* **Request**
Among the entries below, count the lines where the string "Feldman" occurs, and give only the number.

* **Records for the task**
····················
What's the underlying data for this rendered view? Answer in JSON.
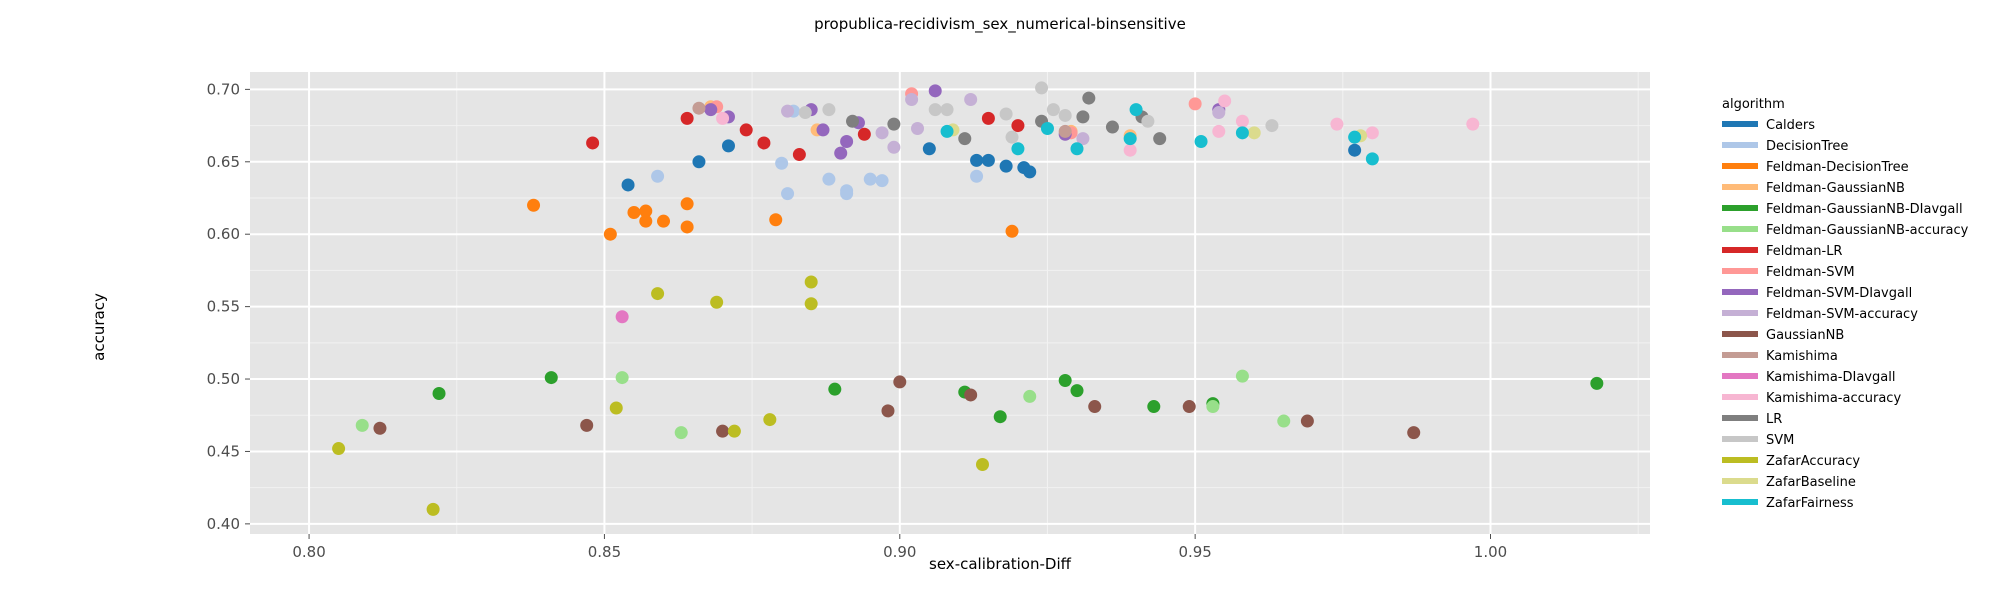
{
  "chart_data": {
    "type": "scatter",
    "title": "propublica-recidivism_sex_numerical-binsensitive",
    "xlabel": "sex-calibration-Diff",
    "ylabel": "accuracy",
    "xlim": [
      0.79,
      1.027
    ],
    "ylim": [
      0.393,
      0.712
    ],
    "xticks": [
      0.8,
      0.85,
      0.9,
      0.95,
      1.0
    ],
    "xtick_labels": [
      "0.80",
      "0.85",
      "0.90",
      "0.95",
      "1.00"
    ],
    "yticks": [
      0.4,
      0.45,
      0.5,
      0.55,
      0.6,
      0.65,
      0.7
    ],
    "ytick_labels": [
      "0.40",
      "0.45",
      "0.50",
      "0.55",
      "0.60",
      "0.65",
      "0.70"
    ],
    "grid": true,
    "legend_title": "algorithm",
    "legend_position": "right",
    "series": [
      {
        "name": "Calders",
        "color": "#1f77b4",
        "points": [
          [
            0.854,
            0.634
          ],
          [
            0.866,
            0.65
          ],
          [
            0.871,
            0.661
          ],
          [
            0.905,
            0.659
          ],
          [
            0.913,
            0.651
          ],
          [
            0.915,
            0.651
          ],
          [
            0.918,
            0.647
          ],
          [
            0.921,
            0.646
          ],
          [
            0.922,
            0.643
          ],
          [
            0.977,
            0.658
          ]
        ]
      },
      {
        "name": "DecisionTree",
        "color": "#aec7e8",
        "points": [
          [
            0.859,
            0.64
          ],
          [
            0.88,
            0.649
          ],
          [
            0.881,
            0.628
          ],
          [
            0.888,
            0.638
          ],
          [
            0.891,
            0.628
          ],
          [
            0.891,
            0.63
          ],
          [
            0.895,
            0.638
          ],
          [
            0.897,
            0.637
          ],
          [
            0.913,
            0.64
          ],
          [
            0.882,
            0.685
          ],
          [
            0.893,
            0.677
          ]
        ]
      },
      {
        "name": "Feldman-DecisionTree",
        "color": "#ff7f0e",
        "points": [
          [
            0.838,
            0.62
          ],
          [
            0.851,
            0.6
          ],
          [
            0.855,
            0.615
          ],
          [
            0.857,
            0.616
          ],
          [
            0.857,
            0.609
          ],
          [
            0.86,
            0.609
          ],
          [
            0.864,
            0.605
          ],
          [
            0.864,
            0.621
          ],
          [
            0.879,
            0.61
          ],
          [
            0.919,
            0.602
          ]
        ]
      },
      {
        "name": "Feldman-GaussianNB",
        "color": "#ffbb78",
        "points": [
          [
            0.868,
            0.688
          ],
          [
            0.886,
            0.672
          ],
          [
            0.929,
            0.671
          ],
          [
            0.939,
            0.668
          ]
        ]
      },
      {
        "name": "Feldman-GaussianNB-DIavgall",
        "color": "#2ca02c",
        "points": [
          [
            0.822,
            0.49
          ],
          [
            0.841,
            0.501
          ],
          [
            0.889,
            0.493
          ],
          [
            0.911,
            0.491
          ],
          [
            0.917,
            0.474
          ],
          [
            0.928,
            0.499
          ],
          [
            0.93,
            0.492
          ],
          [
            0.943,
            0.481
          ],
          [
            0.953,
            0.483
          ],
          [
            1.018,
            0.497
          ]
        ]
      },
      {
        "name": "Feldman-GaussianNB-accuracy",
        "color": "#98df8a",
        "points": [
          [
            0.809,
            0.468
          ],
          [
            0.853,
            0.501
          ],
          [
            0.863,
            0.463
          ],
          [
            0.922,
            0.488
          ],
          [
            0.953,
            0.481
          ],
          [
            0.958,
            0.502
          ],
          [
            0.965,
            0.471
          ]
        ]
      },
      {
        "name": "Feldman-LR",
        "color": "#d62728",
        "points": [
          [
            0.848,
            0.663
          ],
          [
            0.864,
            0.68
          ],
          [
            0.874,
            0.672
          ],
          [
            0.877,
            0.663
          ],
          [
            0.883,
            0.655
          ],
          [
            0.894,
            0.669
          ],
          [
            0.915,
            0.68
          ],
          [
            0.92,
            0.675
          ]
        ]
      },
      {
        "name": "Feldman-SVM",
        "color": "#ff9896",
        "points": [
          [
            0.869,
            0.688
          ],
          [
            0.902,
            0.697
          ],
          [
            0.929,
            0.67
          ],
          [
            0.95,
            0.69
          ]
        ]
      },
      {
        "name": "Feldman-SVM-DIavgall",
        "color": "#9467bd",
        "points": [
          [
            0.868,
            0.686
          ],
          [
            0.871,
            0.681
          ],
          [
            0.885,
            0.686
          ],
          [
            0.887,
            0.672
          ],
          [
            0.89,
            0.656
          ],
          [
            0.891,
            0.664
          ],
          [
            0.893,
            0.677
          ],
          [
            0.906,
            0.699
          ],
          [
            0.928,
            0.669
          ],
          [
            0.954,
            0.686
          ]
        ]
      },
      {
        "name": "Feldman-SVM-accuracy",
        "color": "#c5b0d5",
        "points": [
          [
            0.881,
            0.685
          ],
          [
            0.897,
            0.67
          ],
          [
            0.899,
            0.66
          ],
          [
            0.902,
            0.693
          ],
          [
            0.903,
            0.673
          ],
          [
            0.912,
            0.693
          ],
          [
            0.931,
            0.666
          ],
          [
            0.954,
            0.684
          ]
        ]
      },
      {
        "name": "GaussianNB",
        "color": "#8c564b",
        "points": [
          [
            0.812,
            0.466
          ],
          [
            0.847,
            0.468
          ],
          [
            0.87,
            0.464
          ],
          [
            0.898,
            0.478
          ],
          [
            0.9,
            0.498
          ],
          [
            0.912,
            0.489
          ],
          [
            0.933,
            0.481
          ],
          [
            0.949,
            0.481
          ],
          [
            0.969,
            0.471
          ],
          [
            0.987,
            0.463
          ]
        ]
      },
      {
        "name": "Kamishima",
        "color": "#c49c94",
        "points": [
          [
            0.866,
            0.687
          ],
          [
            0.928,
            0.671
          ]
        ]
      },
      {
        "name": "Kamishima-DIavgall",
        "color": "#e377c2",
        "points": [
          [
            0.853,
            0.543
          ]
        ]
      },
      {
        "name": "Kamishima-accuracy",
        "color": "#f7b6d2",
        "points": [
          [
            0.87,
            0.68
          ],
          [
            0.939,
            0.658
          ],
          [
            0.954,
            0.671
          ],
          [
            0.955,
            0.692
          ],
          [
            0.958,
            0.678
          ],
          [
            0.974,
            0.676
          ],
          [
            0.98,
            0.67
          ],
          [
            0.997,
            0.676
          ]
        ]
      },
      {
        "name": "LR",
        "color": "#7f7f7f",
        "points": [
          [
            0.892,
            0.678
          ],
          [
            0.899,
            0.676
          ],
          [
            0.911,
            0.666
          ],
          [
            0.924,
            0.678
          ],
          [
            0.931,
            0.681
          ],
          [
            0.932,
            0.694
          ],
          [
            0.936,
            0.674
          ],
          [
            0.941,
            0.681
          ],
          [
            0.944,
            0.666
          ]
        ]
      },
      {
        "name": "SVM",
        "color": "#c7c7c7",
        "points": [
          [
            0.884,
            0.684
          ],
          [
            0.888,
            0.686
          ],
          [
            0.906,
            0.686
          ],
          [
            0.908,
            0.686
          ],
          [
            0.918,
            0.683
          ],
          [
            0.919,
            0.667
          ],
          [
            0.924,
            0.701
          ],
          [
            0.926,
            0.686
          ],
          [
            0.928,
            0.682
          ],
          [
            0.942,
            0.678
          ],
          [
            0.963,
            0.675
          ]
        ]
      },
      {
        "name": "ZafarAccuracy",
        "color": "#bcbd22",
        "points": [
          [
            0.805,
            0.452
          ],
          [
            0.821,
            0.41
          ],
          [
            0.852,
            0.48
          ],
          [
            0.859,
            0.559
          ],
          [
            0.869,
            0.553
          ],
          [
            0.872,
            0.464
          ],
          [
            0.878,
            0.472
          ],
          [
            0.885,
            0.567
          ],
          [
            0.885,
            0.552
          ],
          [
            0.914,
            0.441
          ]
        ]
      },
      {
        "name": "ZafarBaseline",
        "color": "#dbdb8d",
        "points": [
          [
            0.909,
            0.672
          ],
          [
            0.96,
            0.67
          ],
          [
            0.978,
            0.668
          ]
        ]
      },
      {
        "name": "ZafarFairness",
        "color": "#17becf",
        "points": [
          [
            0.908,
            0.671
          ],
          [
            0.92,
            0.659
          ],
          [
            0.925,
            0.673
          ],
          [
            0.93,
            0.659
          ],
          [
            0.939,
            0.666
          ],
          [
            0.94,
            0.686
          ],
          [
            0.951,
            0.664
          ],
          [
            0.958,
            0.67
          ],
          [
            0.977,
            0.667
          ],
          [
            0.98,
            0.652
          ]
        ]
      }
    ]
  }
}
····················
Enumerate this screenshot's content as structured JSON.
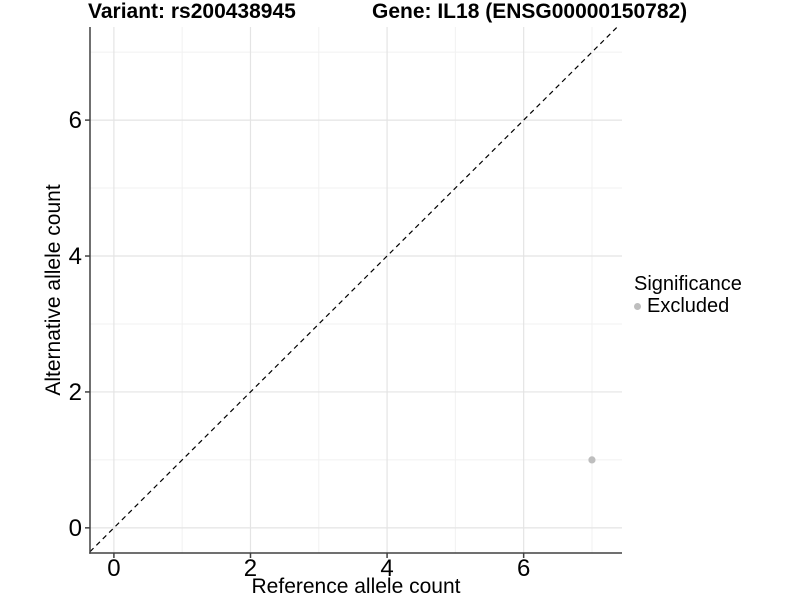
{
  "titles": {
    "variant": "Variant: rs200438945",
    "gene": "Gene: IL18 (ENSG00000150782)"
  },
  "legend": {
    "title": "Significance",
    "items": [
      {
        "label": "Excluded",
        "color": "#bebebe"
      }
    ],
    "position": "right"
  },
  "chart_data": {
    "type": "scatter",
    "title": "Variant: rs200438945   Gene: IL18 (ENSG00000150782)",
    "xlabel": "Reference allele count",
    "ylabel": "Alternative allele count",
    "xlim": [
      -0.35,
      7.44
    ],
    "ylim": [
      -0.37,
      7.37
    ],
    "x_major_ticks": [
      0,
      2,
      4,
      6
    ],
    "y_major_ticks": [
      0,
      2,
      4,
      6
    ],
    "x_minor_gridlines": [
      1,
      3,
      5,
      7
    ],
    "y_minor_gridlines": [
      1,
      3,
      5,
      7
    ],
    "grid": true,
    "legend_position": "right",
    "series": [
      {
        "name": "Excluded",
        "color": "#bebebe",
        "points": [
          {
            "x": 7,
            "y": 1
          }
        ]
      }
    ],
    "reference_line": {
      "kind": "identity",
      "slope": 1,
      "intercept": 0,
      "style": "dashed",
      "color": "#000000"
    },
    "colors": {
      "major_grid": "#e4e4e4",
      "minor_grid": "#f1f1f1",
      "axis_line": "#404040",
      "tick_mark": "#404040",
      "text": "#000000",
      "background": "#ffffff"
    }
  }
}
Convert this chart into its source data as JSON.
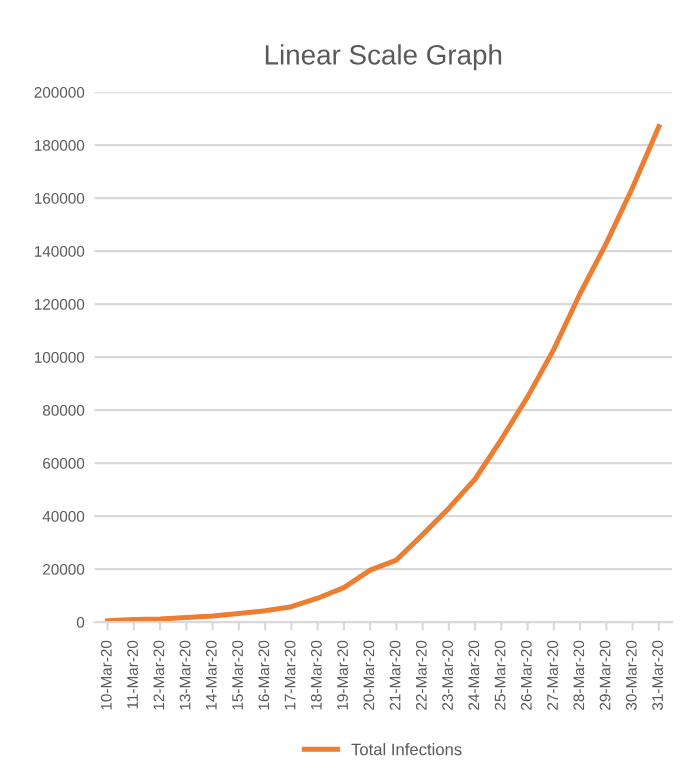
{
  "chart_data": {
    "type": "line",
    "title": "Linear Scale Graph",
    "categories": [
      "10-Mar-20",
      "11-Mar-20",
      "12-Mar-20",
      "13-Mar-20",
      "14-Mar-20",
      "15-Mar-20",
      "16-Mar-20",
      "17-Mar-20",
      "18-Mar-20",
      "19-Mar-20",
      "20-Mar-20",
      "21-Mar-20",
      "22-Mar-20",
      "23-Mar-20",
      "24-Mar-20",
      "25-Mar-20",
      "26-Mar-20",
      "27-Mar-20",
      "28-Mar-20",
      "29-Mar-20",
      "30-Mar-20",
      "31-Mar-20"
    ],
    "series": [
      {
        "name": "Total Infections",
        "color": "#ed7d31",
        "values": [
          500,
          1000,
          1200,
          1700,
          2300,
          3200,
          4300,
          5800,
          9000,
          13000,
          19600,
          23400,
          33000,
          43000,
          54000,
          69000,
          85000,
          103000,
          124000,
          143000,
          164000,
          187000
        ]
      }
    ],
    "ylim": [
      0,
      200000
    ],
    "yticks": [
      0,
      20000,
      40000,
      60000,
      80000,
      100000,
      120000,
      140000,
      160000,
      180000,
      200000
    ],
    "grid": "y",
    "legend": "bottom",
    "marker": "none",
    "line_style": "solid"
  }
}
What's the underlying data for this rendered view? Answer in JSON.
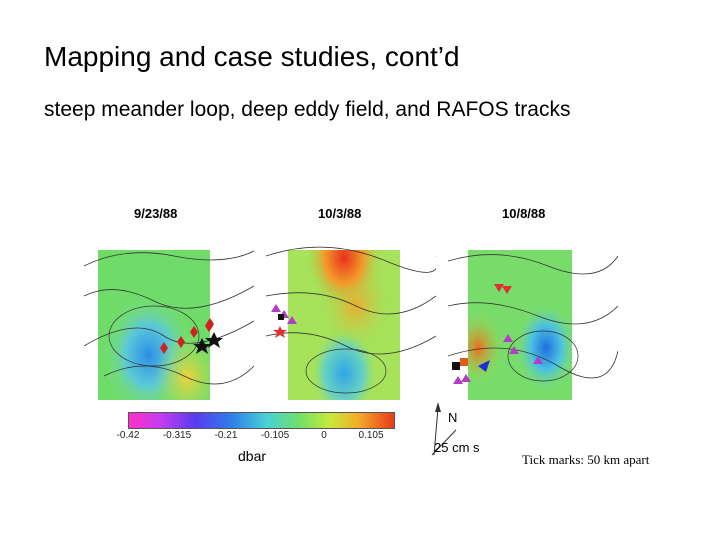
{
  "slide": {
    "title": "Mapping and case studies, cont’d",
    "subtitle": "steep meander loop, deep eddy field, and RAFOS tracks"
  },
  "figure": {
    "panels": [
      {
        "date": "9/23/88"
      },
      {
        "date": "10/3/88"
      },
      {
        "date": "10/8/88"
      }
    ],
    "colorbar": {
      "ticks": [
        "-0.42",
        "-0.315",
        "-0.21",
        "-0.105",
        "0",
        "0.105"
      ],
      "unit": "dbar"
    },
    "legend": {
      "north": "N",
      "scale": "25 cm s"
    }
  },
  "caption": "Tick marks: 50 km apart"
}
····················
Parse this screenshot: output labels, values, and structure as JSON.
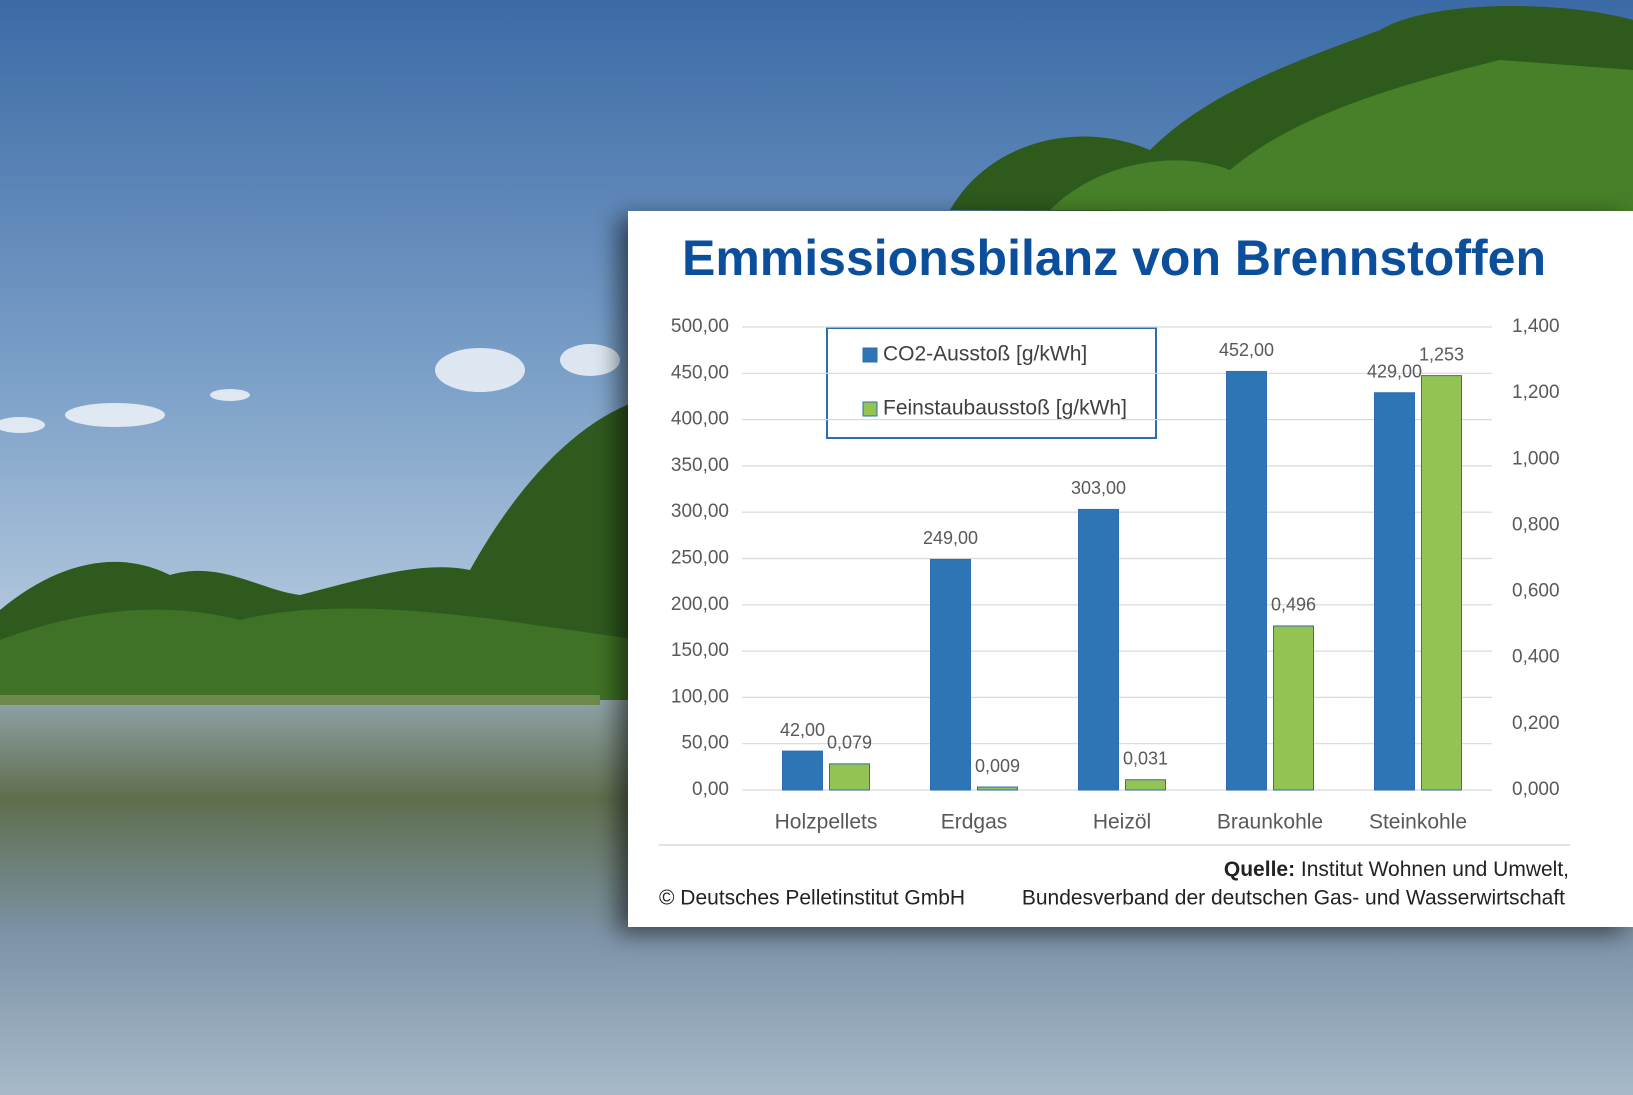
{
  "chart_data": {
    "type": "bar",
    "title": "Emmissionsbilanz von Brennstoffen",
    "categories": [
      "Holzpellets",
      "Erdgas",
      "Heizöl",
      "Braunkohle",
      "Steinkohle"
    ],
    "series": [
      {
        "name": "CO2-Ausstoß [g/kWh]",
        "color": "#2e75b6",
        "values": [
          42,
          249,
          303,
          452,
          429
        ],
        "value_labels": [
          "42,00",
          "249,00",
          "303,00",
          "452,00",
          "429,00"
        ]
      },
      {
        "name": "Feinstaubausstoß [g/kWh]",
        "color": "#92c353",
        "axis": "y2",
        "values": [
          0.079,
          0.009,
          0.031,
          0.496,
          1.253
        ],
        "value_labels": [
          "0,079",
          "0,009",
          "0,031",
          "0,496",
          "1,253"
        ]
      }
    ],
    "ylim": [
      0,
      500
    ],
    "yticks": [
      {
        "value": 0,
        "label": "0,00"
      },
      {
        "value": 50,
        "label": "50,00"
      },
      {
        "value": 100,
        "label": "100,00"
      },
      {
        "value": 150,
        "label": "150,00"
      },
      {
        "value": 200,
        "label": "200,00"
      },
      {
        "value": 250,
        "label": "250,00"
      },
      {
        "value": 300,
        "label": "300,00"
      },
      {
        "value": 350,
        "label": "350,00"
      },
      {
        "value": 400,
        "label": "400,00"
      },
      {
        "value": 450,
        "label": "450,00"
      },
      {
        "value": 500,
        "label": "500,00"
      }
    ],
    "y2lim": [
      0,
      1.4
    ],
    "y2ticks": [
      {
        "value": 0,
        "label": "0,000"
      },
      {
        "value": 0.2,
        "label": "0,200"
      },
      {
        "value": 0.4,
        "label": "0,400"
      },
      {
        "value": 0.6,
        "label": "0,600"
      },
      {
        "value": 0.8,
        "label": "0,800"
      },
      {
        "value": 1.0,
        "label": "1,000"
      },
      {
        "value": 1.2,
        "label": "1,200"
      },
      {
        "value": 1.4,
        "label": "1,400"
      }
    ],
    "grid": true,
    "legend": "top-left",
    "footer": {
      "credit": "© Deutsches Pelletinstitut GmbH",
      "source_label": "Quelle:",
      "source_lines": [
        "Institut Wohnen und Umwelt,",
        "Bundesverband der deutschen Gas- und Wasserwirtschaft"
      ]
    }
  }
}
····················
* **Solution for this exercise**
8